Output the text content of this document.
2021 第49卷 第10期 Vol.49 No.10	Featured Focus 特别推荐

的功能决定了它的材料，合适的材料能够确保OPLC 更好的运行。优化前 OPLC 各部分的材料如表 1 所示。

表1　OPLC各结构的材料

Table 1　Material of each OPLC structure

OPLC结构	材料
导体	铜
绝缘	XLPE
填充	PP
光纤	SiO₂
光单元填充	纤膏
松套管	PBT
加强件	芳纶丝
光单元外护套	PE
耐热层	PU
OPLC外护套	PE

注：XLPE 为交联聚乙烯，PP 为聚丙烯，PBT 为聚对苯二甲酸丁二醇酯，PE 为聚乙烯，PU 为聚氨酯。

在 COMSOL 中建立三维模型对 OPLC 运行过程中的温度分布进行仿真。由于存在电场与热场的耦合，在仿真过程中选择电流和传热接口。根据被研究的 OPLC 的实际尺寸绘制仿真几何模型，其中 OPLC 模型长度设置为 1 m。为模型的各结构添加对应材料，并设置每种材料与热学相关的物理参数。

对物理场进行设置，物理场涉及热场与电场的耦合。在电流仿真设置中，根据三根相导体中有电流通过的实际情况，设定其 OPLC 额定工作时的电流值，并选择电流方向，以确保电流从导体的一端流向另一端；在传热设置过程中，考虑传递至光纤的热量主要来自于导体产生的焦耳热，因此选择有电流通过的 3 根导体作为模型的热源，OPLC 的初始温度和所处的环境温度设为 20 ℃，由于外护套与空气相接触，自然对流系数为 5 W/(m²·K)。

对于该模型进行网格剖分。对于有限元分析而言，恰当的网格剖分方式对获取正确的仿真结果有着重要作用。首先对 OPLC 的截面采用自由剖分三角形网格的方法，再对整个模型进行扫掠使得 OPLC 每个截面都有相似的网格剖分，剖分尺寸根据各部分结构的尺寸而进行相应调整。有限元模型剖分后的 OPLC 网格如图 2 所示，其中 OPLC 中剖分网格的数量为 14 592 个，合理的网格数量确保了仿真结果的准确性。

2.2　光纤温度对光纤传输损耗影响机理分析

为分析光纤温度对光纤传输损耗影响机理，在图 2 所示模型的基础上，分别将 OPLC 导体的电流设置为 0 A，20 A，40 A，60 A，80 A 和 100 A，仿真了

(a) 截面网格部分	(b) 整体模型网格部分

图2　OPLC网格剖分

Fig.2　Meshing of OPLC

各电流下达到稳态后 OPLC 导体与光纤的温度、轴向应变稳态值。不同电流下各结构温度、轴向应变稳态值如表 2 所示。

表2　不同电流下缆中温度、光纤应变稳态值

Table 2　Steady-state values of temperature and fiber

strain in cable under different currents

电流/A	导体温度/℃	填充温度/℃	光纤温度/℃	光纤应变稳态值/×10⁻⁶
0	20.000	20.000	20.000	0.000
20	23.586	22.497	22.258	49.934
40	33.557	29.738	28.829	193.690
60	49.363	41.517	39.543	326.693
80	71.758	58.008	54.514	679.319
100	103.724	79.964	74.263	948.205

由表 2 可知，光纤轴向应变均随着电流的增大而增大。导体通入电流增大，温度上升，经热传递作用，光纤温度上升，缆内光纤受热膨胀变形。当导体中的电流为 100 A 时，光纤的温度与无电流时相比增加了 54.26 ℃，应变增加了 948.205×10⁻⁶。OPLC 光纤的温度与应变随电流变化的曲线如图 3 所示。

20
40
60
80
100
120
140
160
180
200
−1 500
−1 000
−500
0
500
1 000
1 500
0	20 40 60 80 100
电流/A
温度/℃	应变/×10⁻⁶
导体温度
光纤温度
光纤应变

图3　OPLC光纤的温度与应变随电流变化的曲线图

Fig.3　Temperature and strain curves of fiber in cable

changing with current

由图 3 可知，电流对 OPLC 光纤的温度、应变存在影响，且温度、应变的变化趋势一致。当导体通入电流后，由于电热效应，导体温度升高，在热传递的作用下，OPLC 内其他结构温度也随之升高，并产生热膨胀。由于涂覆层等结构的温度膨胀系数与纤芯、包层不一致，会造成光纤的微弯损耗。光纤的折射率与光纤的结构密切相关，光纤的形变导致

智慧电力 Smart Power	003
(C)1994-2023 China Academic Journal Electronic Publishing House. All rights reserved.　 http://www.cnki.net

________________________________________

| Short exercise |
Show all lines from the records above where the word "Table" occurs.

| Complete output |
Table 1　Material of each OPLC structure
Table 2　Steady-state values of temperature and fiber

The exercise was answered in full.